[Task details] Every record must be repeated exactly; omit any pictures they contain.

----- Records

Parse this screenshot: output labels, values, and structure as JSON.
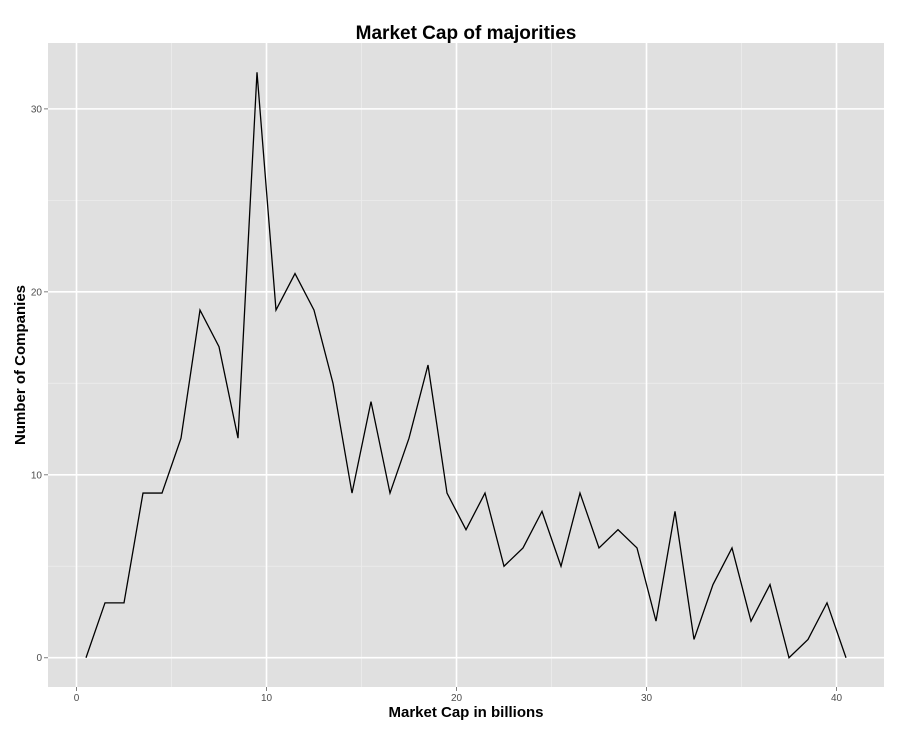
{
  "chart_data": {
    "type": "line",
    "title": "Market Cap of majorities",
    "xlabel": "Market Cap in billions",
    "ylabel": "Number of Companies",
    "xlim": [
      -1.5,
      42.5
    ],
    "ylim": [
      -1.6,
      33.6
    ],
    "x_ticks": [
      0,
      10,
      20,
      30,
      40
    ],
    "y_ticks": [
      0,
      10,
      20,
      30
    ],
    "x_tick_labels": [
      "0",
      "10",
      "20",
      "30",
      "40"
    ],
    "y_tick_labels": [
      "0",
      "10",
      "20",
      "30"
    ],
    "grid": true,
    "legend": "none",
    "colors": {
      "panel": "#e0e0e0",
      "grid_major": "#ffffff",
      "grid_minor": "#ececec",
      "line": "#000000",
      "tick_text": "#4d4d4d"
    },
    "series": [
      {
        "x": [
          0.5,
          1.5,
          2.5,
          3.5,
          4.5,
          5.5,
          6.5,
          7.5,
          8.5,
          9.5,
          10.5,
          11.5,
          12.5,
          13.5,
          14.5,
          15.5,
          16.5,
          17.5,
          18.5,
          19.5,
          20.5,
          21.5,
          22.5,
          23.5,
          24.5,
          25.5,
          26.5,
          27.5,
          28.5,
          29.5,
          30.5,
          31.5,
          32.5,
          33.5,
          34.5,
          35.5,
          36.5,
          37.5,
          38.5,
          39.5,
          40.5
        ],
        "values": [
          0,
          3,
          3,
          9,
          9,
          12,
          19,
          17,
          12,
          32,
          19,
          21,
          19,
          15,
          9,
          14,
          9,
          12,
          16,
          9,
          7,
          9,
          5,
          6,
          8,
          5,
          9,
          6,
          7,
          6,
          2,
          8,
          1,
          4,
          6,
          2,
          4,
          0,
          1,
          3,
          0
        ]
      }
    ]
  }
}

----------

[Solution to the exercise]
Parse this screenshot: output labels, values, and structure as JSON.
{
  "chart_data": {
    "type": "line",
    "title": "Market Cap of majorities",
    "xlabel": "Market Cap in billions",
    "ylabel": "Number of Companies",
    "xlim": [
      -1.5,
      42.5
    ],
    "ylim": [
      -1.6,
      33.6
    ],
    "x_ticks": [
      0,
      10,
      20,
      30,
      40
    ],
    "y_ticks": [
      0,
      10,
      20,
      30
    ],
    "x_tick_labels": [
      "0",
      "10",
      "20",
      "30",
      "40"
    ],
    "y_tick_labels": [
      "0",
      "10",
      "20",
      "30"
    ],
    "grid": true,
    "legend": "none",
    "colors": {
      "panel": "#e0e0e0",
      "grid_major": "#ffffff",
      "grid_minor": "#ececec",
      "line": "#000000",
      "tick_text": "#4d4d4d"
    },
    "series": [
      {
        "x": [
          0.5,
          1.5,
          2.5,
          3.5,
          4.5,
          5.5,
          6.5,
          7.5,
          8.5,
          9.5,
          10.5,
          11.5,
          12.5,
          13.5,
          14.5,
          15.5,
          16.5,
          17.5,
          18.5,
          19.5,
          20.5,
          21.5,
          22.5,
          23.5,
          24.5,
          25.5,
          26.5,
          27.5,
          28.5,
          29.5,
          30.5,
          31.5,
          32.5,
          33.5,
          34.5,
          35.5,
          36.5,
          37.5,
          38.5,
          39.5,
          40.5
        ],
        "values": [
          0,
          3,
          3,
          9,
          9,
          12,
          19,
          17,
          12,
          32,
          19,
          21,
          19,
          15,
          9,
          14,
          9,
          12,
          16,
          9,
          7,
          9,
          5,
          6,
          8,
          5,
          9,
          6,
          7,
          6,
          2,
          8,
          1,
          4,
          6,
          2,
          4,
          0,
          1,
          3,
          0
        ]
      }
    ]
  }
}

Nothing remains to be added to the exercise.